EXERCISE DIRECTIONS> What is the number of lines in the data that hold the string "name"? Reply with that number only.

ENTRIES>
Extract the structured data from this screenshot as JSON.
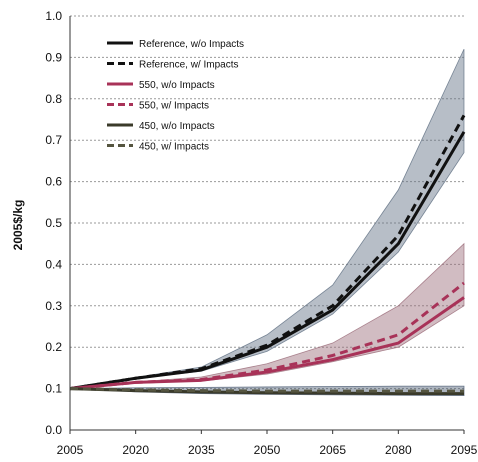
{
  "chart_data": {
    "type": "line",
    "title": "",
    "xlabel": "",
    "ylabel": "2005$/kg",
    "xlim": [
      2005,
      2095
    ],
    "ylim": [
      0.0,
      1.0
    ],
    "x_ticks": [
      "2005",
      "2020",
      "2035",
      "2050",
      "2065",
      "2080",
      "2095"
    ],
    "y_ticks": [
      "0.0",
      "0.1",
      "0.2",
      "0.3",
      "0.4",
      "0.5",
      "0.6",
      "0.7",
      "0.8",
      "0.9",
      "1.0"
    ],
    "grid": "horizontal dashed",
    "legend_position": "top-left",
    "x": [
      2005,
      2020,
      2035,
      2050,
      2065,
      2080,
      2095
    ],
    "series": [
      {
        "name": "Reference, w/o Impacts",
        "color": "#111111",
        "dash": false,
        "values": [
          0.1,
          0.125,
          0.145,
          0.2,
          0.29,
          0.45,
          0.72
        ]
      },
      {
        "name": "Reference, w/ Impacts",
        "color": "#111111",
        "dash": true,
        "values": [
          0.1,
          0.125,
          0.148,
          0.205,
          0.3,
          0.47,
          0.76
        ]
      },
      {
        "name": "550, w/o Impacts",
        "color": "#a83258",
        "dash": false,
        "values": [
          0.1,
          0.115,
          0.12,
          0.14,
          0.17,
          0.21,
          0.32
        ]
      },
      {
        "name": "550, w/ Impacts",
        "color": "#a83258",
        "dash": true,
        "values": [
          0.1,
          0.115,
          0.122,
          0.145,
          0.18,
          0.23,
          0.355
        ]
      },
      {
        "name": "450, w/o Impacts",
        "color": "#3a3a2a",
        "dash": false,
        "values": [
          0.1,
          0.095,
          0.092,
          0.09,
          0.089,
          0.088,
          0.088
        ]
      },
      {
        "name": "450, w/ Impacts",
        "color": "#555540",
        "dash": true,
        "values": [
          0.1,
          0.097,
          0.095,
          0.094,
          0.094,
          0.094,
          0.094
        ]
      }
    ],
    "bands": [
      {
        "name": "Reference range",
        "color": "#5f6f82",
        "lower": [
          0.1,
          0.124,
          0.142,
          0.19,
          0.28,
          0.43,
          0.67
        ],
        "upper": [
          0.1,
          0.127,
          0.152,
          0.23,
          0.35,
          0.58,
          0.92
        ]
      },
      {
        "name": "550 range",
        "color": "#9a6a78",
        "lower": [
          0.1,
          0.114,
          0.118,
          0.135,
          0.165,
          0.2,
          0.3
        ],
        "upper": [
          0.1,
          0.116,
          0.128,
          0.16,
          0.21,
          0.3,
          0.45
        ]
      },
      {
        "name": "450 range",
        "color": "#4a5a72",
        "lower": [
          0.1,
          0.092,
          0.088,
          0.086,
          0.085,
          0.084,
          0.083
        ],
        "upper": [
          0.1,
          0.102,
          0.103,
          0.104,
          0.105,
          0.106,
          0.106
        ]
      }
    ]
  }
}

RESULT OF THIS TASK> 9